__Available data__
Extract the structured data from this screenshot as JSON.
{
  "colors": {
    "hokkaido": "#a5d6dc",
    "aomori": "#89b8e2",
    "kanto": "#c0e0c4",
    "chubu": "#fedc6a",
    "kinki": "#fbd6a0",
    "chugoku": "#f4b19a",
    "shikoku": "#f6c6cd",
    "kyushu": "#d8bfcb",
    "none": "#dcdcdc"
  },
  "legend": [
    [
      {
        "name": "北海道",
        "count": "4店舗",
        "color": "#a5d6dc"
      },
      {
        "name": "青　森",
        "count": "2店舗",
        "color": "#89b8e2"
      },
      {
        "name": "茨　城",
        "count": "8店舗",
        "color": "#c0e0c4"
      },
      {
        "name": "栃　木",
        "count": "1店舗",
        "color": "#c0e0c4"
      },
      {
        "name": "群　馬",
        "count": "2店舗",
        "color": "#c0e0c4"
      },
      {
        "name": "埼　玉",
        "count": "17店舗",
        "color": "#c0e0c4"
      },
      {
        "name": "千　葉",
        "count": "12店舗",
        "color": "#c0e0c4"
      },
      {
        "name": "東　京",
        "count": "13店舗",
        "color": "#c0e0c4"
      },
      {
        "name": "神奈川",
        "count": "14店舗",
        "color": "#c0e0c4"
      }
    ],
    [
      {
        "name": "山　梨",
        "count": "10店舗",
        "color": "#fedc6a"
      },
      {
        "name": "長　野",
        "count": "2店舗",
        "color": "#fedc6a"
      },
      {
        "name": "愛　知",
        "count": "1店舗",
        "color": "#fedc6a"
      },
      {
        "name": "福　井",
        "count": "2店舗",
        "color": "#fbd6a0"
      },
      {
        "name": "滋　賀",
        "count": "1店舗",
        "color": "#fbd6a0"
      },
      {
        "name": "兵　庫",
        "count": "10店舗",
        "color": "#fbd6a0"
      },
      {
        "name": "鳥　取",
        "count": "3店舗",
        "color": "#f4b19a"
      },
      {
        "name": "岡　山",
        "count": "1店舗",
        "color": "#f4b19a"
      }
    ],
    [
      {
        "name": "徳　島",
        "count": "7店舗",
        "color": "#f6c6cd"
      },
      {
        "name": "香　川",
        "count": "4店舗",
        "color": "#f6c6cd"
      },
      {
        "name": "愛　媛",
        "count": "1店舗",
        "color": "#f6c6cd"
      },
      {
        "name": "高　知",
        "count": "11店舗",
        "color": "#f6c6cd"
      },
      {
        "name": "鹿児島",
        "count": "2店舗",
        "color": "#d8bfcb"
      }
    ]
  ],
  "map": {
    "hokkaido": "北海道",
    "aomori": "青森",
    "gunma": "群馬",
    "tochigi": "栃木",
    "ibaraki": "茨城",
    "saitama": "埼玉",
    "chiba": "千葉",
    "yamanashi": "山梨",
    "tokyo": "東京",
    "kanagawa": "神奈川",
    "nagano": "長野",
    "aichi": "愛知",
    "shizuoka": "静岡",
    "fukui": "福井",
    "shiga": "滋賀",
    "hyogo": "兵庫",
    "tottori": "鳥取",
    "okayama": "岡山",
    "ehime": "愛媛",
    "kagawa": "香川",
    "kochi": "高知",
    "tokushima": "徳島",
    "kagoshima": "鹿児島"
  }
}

__Task objective__
Reproduce the entries above exactly.

__Response below__
Extract the structured data from this screenshot as JSON.
{
  "colors": {
    "hokkaido": "#a5d6dc",
    "aomori": "#89b8e2",
    "kanto": "#c0e0c4",
    "chubu": "#fedc6a",
    "kinki": "#fbd6a0",
    "chugoku": "#f4b19a",
    "shikoku": "#f6c6cd",
    "kyushu": "#d8bfcb",
    "none": "#dcdcdc"
  },
  "legend": [
    [
      {
        "name": "北海道",
        "count": "4店舗",
        "color": "#a5d6dc"
      },
      {
        "name": "青　森",
        "count": "2店舗",
        "color": "#89b8e2"
      },
      {
        "name": "茨　城",
        "count": "8店舗",
        "color": "#c0e0c4"
      },
      {
        "name": "栃　木",
        "count": "1店舗",
        "color": "#c0e0c4"
      },
      {
        "name": "群　馬",
        "count": "2店舗",
        "color": "#c0e0c4"
      },
      {
        "name": "埼　玉",
        "count": "17店舗",
        "color": "#c0e0c4"
      },
      {
        "name": "千　葉",
        "count": "12店舗",
        "color": "#c0e0c4"
      },
      {
        "name": "東　京",
        "count": "13店舗",
        "color": "#c0e0c4"
      },
      {
        "name": "神奈川",
        "count": "14店舗",
        "color": "#c0e0c4"
      }
    ],
    [
      {
        "name": "山　梨",
        "count": "10店舗",
        "color": "#fedc6a"
      },
      {
        "name": "長　野",
        "count": "2店舗",
        "color": "#fedc6a"
      },
      {
        "name": "愛　知",
        "count": "1店舗",
        "color": "#fedc6a"
      },
      {
        "name": "福　井",
        "count": "2店舗",
        "color": "#fbd6a0"
      },
      {
        "name": "滋　賀",
        "count": "1店舗",
        "color": "#fbd6a0"
      },
      {
        "name": "兵　庫",
        "count": "10店舗",
        "color": "#fbd6a0"
      },
      {
        "name": "鳥　取",
        "count": "3店舗",
        "color": "#f4b19a"
      },
      {
        "name": "岡　山",
        "count": "1店舗",
        "color": "#f4b19a"
      }
    ],
    [
      {
        "name": "徳　島",
        "count": "7店舗",
        "color": "#f6c6cd"
      },
      {
        "name": "香　川",
        "count": "4店舗",
        "color": "#f6c6cd"
      },
      {
        "name": "愛　媛",
        "count": "1店舗",
        "color": "#f6c6cd"
      },
      {
        "name": "高　知",
        "count": "11店舗",
        "color": "#f6c6cd"
      },
      {
        "name": "鹿児島",
        "count": "2店舗",
        "color": "#d8bfcb"
      }
    ]
  ],
  "map": {
    "hokkaido": "北海道",
    "aomori": "青森",
    "gunma": "群馬",
    "tochigi": "栃木",
    "ibaraki": "茨城",
    "saitama": "埼玉",
    "chiba": "千葉",
    "yamanashi": "山梨",
    "tokyo": "東京",
    "kanagawa": "神奈川",
    "nagano": "長野",
    "aichi": "愛知",
    "shizuoka": "静岡",
    "fukui": "福井",
    "shiga": "滋賀",
    "hyogo": "兵庫",
    "tottori": "鳥取",
    "okayama": "岡山",
    "ehime": "愛媛",
    "kagawa": "香川",
    "kochi": "高知",
    "tokushima": "徳島",
    "kagoshima": "鹿児島"
  }
}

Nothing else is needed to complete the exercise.